Okuma Metni
┄┄┄┄┄┄┄┄┄┄
“Adalet Zemini”nde sorunlara çare aramak
Dindar ve Sosyalist camiadan isimlerin adalet ortak paydasında 2 yılı aşkın birlikte hazırlık çalışmasını yürüttükleri ortak payda çalışması, "Adalet Zemini" platformu, Türkiye ve İslam dünyasının çok ihtiyaç duyduğu bir birlikteliği gerçekleştiriyor. Geçtiğimiz günlerde bu güzel birliktelik, İstanbul`da "Türkiye`de demokrasi ve adalet arayışları" başlıklı gün boyu bir beyin fırtınası şeklinde çeşitli sorunları irdelemek üzere yaptığı toplantıyla ihtiyaç duyulan meyvalarını herkese sunmuş oldu.
┄┄┄┄┄┄┄┄┄┄
Veri Listesi
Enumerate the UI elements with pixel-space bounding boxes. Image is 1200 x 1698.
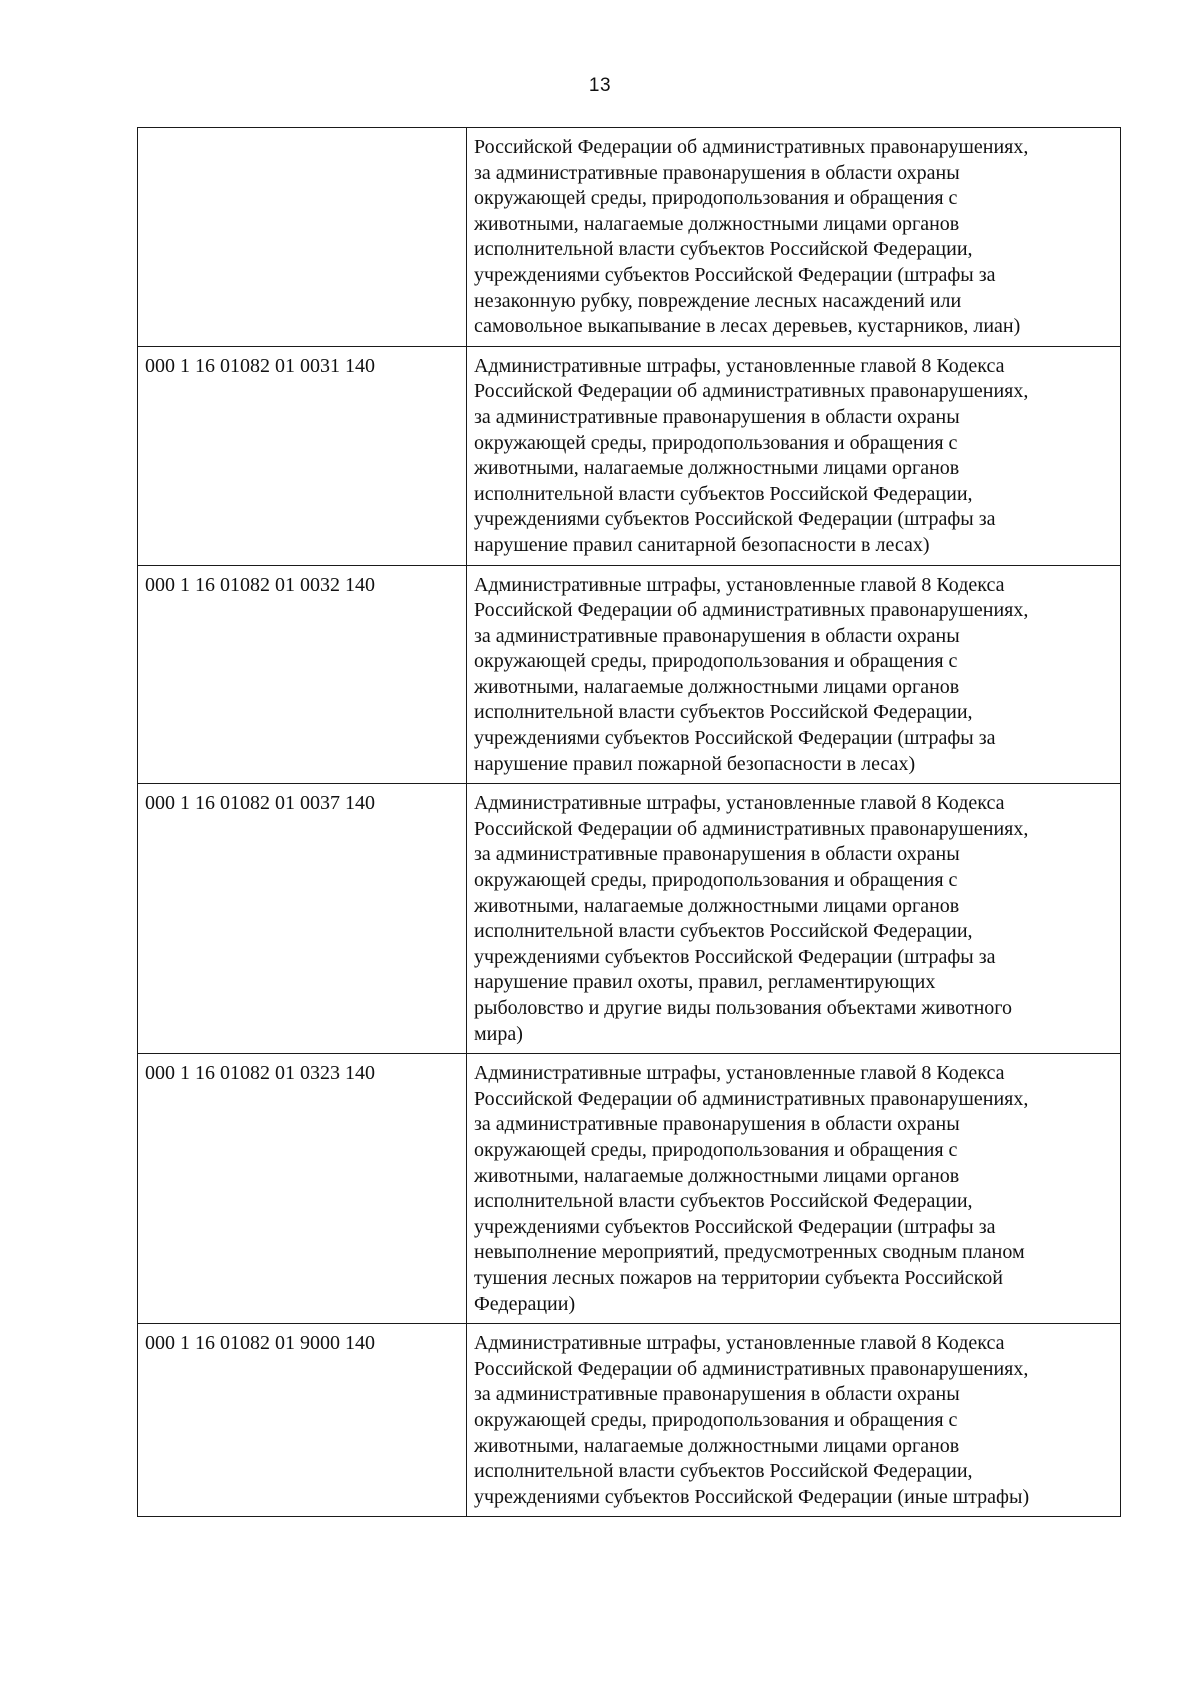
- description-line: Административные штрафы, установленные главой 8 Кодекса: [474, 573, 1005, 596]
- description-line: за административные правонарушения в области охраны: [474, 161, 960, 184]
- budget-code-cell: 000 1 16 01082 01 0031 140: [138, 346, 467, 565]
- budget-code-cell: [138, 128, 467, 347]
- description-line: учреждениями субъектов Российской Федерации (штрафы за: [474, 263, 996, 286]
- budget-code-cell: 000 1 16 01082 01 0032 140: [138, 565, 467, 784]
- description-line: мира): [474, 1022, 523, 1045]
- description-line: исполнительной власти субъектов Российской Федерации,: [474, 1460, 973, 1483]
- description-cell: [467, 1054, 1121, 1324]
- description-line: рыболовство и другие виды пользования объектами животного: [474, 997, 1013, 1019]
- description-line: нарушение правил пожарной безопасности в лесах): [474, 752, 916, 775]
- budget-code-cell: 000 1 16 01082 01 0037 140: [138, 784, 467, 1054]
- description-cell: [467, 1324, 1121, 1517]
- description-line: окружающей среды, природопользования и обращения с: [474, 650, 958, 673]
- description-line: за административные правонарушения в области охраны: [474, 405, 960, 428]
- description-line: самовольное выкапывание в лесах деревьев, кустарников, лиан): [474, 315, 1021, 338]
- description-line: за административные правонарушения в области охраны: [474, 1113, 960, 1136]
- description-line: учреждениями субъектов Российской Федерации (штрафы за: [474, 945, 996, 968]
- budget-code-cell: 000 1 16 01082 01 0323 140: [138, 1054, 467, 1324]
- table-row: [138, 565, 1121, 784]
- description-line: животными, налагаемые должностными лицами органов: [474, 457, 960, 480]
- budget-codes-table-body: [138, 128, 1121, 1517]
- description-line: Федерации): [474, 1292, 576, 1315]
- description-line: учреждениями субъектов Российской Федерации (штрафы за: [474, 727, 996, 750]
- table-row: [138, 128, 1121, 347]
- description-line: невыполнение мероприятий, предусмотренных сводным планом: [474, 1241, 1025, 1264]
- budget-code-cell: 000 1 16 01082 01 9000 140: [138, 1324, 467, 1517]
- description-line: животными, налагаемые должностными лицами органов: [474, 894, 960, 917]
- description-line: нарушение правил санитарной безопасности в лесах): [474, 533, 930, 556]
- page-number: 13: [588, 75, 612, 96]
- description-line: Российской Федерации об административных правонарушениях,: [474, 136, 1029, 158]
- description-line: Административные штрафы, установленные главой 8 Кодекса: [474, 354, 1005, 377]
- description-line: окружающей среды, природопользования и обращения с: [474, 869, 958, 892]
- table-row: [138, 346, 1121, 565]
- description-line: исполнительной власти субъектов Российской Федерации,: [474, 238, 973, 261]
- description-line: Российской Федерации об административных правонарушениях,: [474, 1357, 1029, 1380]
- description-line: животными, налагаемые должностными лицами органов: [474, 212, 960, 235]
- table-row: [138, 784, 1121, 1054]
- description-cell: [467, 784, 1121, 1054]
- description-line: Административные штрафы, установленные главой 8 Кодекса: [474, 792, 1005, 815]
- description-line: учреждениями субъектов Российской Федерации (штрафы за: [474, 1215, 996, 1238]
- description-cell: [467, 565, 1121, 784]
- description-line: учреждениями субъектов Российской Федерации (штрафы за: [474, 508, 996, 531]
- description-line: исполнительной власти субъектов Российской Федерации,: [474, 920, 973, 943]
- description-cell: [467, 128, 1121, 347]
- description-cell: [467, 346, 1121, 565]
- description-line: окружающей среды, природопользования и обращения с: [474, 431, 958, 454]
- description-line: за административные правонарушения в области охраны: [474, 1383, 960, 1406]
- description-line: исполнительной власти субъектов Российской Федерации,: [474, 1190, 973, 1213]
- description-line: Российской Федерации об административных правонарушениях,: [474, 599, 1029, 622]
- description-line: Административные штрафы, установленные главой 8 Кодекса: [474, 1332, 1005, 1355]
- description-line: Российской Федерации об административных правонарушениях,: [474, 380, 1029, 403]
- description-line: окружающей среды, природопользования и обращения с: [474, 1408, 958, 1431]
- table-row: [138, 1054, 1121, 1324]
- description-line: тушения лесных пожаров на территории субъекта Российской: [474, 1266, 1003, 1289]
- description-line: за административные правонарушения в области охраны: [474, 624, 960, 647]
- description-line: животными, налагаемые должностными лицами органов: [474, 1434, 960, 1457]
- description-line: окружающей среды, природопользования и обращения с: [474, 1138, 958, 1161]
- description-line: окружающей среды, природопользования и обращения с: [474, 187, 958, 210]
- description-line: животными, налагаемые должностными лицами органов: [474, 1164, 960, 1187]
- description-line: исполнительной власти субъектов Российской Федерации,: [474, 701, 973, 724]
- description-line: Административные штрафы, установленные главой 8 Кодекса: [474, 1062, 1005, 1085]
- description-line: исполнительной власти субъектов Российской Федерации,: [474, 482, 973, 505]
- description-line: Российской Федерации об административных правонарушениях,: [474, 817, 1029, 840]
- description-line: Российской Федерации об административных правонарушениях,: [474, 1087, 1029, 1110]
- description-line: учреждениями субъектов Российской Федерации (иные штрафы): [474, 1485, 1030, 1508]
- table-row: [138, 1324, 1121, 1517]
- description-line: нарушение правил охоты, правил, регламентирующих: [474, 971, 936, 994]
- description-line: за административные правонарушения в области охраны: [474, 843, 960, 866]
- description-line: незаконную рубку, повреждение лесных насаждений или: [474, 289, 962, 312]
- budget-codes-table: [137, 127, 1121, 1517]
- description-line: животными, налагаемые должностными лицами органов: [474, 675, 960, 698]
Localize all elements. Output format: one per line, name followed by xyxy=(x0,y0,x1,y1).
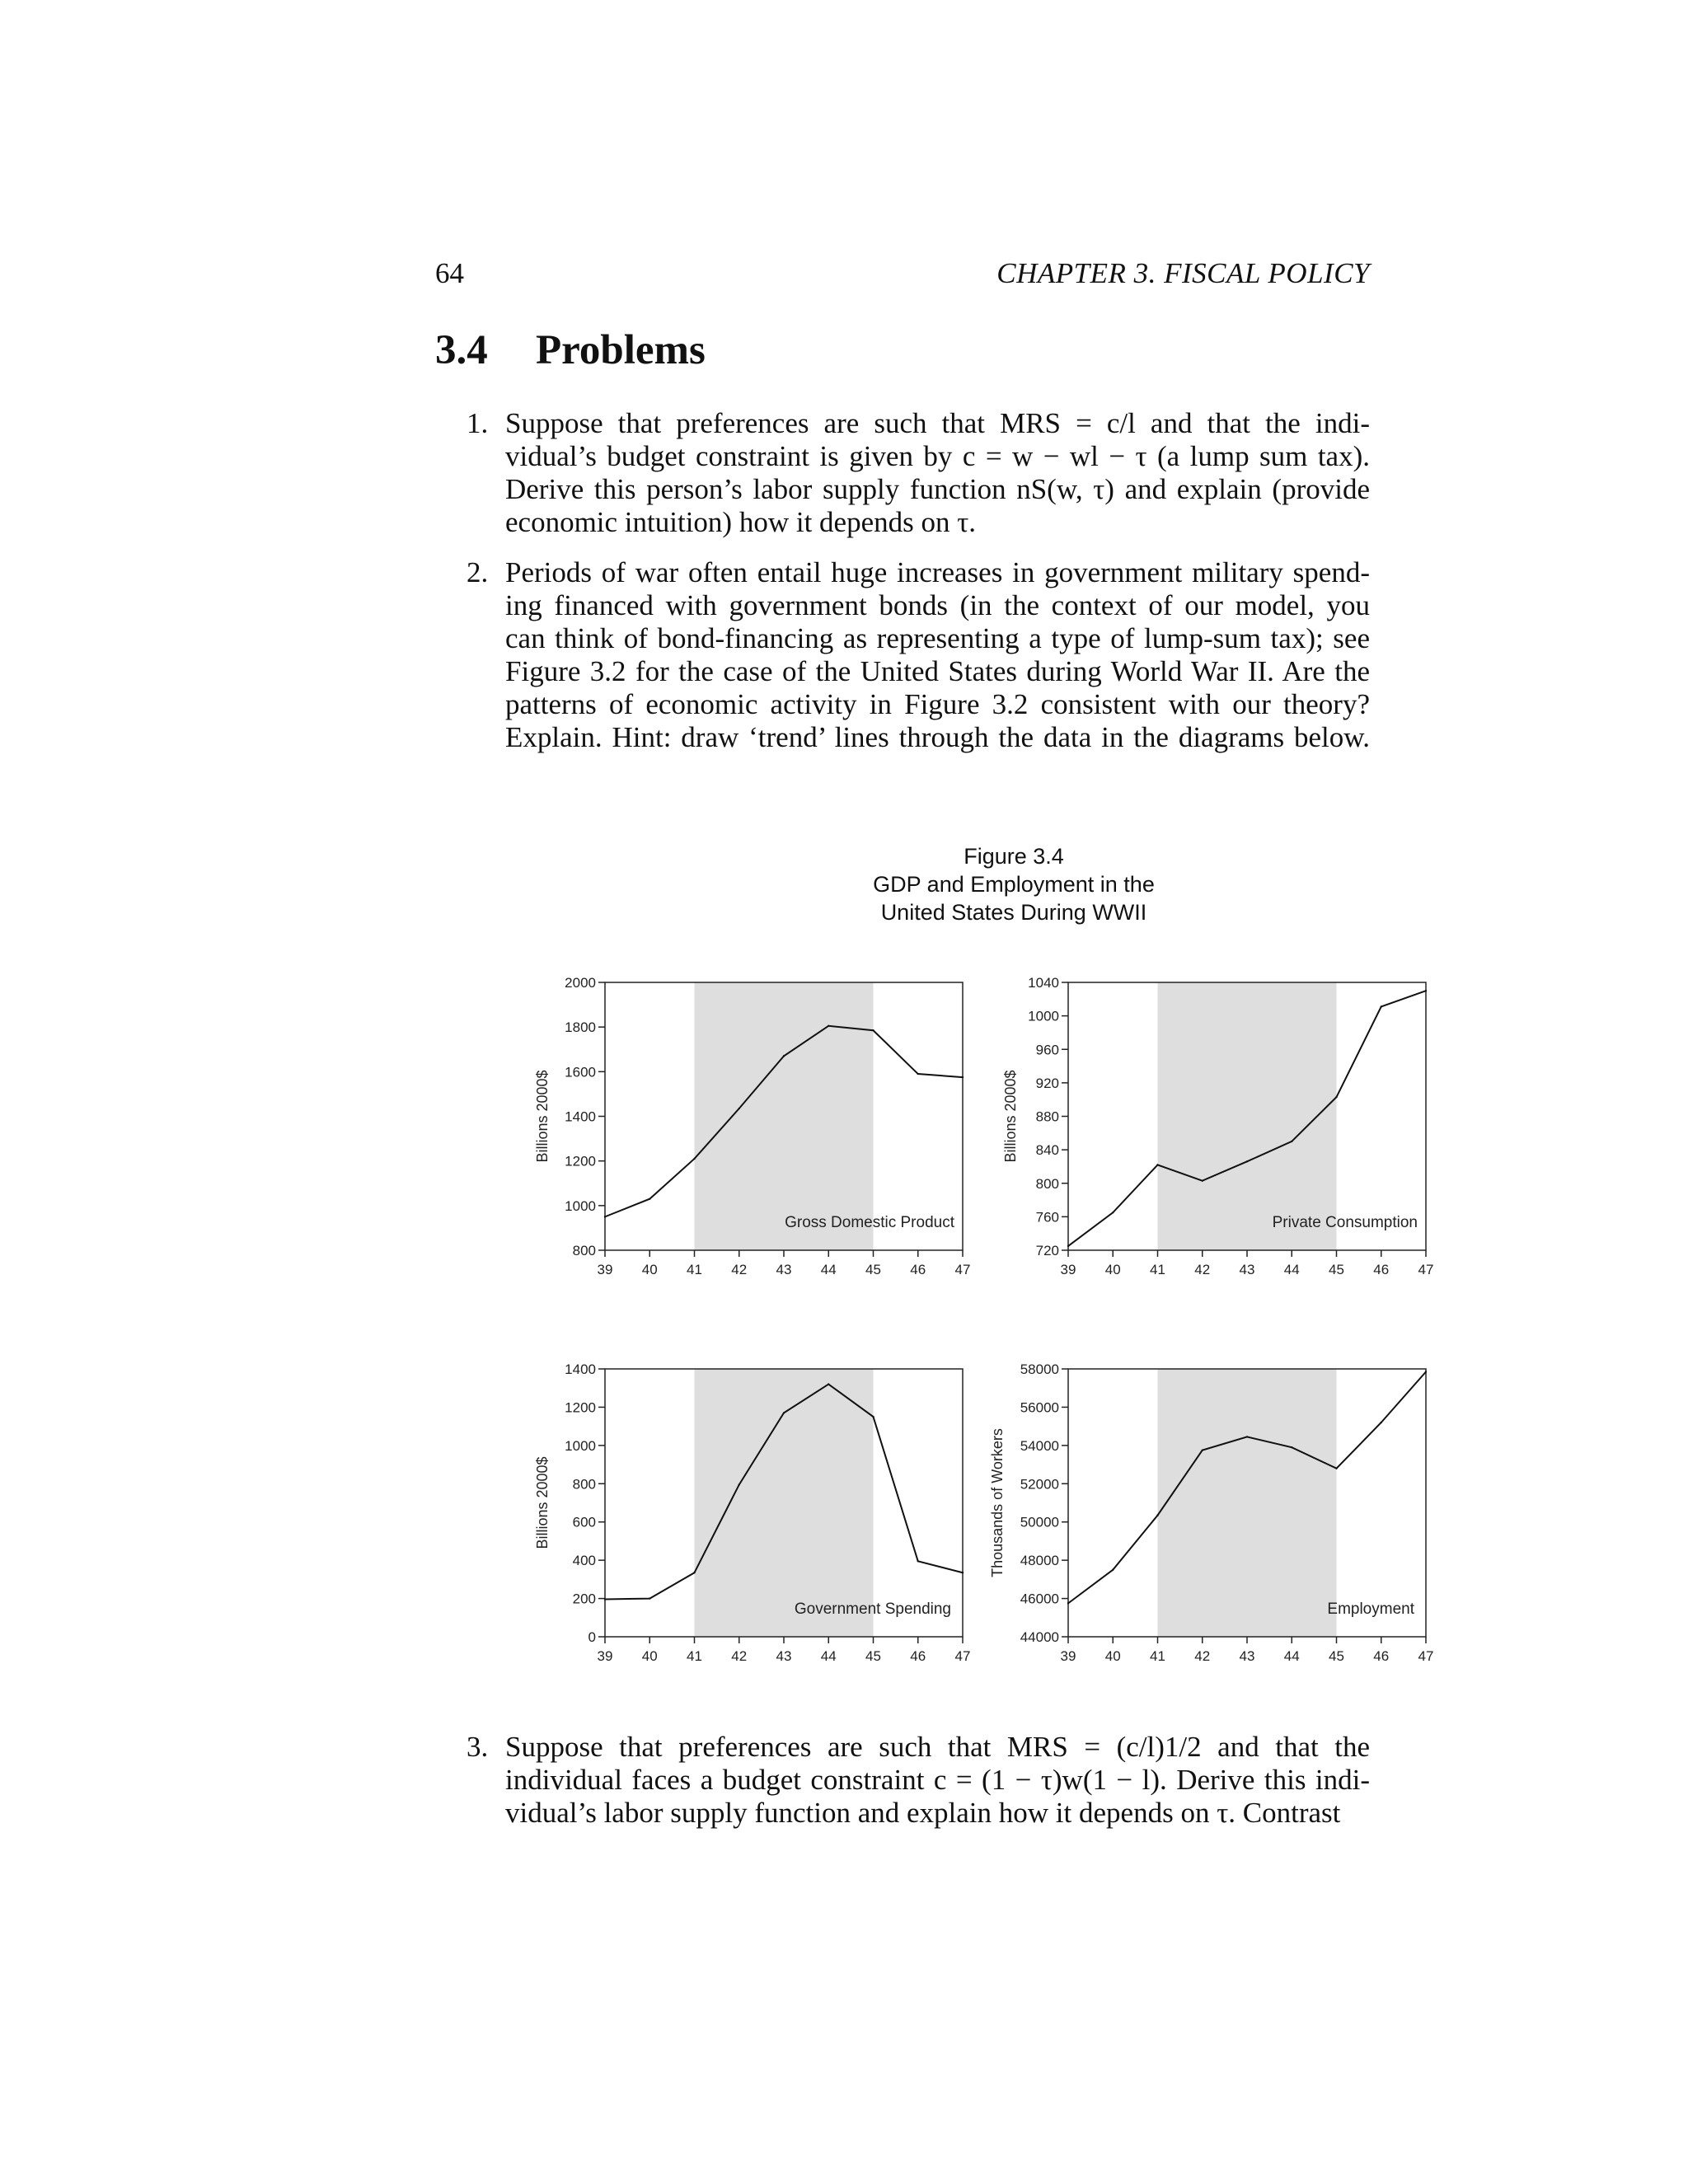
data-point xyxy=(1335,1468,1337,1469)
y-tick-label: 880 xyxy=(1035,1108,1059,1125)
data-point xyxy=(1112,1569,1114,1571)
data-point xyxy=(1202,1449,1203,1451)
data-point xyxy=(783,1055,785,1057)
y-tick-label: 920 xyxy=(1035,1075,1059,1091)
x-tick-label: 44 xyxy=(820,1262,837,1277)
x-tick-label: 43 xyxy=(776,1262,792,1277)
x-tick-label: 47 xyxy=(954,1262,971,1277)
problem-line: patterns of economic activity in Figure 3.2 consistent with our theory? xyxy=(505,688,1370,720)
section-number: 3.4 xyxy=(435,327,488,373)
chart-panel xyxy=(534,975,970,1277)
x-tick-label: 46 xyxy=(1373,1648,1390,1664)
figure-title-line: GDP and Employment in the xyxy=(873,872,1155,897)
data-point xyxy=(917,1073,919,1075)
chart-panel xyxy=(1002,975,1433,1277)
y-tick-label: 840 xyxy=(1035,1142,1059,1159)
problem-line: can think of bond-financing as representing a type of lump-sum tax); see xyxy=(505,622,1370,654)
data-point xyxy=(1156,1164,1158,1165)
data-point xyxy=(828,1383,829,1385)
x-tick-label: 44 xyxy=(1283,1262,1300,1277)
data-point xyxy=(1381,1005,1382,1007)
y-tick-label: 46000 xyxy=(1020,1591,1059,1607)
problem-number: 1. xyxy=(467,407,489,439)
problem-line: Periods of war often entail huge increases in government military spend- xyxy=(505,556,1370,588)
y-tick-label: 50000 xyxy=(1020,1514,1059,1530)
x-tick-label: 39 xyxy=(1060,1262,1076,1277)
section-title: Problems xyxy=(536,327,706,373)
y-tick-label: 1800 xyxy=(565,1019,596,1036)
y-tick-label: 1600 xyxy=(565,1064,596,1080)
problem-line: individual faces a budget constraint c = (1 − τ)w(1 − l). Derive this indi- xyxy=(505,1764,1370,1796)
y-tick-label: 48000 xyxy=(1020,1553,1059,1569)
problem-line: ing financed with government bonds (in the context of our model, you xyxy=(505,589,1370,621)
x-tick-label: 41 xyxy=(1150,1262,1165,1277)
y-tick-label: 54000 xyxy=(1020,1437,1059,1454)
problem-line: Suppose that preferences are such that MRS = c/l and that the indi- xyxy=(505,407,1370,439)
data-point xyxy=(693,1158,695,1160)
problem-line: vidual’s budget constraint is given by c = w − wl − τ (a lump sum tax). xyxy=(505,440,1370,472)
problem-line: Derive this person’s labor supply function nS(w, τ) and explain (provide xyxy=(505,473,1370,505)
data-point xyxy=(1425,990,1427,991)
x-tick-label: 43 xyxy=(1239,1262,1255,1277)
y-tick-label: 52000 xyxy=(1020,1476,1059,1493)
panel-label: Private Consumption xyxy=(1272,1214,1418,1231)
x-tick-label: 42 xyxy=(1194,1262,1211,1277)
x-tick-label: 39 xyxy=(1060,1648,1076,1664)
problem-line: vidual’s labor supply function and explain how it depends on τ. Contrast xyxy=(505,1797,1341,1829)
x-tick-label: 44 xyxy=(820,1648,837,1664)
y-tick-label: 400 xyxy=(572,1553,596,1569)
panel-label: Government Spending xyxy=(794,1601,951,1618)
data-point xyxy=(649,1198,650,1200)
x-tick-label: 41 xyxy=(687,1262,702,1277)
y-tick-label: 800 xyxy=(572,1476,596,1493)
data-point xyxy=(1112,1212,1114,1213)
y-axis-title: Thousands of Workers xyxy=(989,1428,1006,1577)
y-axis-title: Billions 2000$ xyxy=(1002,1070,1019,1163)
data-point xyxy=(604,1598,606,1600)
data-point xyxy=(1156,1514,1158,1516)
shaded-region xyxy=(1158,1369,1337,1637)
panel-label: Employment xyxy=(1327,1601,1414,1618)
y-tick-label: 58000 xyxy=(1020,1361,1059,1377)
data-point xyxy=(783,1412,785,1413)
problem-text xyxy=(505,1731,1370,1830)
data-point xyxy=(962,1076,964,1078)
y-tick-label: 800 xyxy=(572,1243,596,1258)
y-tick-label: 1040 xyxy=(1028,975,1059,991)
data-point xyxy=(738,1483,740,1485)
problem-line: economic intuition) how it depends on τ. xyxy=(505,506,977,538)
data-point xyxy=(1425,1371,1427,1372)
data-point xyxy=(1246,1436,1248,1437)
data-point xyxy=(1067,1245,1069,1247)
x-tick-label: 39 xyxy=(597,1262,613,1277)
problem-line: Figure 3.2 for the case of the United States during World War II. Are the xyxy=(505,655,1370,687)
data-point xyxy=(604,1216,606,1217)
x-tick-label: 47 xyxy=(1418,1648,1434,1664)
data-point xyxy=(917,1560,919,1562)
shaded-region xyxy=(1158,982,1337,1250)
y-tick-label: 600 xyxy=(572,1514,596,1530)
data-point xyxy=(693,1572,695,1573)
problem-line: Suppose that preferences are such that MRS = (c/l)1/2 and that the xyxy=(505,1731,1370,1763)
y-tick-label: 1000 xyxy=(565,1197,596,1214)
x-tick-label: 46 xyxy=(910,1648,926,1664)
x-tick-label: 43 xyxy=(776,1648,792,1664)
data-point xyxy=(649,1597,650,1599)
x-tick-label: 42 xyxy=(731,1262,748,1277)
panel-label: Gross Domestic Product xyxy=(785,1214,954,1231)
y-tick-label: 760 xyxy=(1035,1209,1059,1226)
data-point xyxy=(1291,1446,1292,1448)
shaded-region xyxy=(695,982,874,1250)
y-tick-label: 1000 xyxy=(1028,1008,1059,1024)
┄┄┄┄┄┄┄┄┄┄
Ne İsteniyor
Okuma metnindeki "Dindar ve Sosyalist camiadan" sözleriyle başlayan paragrafı, temel bilgilerini koruyarak daha kısa biçimde yeniden yazın. Girdiler okuma metninden bağımsız olup başka bir kaynaktan alınmıştır.

Beklenen Çıktı
Dindar ve sosyalist camialardan isimlerin adalet ortak paydasında iki yılı aşkın süre birlikte hazırladığı "Adalet Zemini" platformu, Türkiye ve İslam dünyasının ihtiyaç duyduğu bir birlikteliği gerçekleştiriyor. Platform, geçtiğimiz günlerde İstanbul'da "Türkiye'de demokrasi ve adalet arayışları" başlığıyla, çeşitli sorunları irdelemek üzere gün boyu süren bir beyin fırtınası toplantısı yaptı ve bu birlikteliğin meyvelerini herkese sundu.